## START Data shown

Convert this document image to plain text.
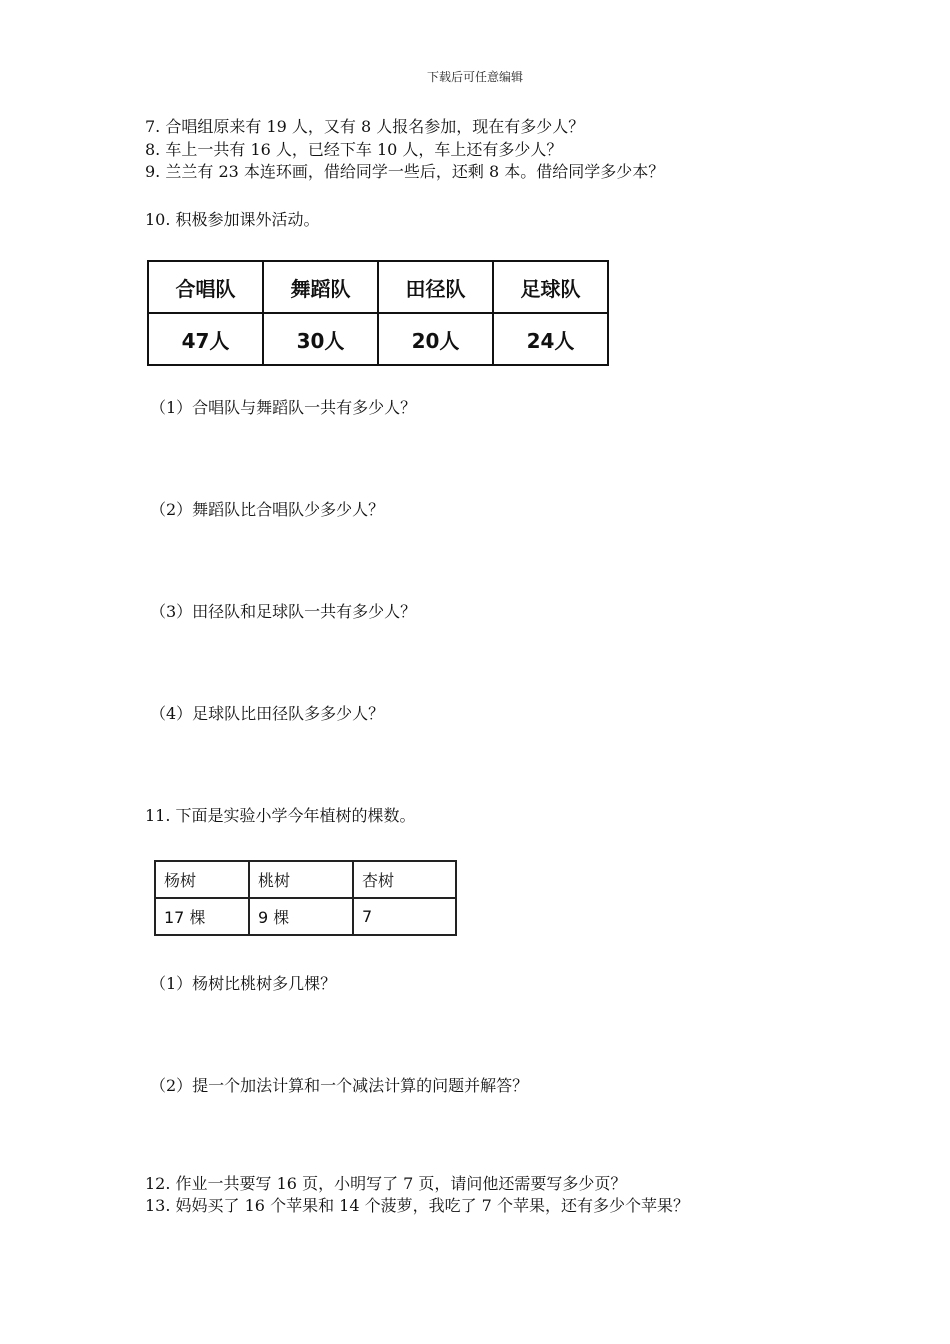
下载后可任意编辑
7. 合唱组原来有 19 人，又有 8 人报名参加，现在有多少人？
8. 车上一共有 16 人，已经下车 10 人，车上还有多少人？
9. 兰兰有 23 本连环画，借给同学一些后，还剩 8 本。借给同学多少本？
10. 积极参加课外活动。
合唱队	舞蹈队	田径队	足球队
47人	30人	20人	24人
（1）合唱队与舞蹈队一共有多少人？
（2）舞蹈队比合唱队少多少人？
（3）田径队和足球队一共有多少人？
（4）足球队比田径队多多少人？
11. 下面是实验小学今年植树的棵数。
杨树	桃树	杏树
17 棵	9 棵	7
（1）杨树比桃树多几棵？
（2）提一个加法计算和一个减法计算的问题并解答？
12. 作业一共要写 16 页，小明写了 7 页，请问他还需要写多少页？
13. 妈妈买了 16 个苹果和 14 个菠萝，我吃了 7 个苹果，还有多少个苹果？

## END Data shown

▶ Exercise requirements:
Repeat all the data as it stands, dropping any images it holds.

▶ Output below:
Convert this document image to plain text.
下载后可任意编辑
7. 合唱组原来有 19 人，又有 8 人报名参加，现在有多少人？
8. 车上一共有 16 人，已经下车 10 人，车上还有多少人？
9. 兰兰有 23 本连环画，借给同学一些后，还剩 8 本。借给同学多少本？
10. 积极参加课外活动。
合唱队	舞蹈队	田径队	足球队
47人	30人	20人	24人
（1）合唱队与舞蹈队一共有多少人？
（2）舞蹈队比合唱队少多少人？
（3）田径队和足球队一共有多少人？
（4）足球队比田径队多多少人？
11. 下面是实验小学今年植树的棵数。
杨树	桃树	杏树
17 棵	9 棵	7
（1）杨树比桃树多几棵？
（2）提一个加法计算和一个减法计算的问题并解答？
12. 作业一共要写 16 页，小明写了 7 页，请问他还需要写多少页？
13. 妈妈买了 16 个苹果和 14 个菠萝，我吃了 7 个苹果，还有多少个苹果？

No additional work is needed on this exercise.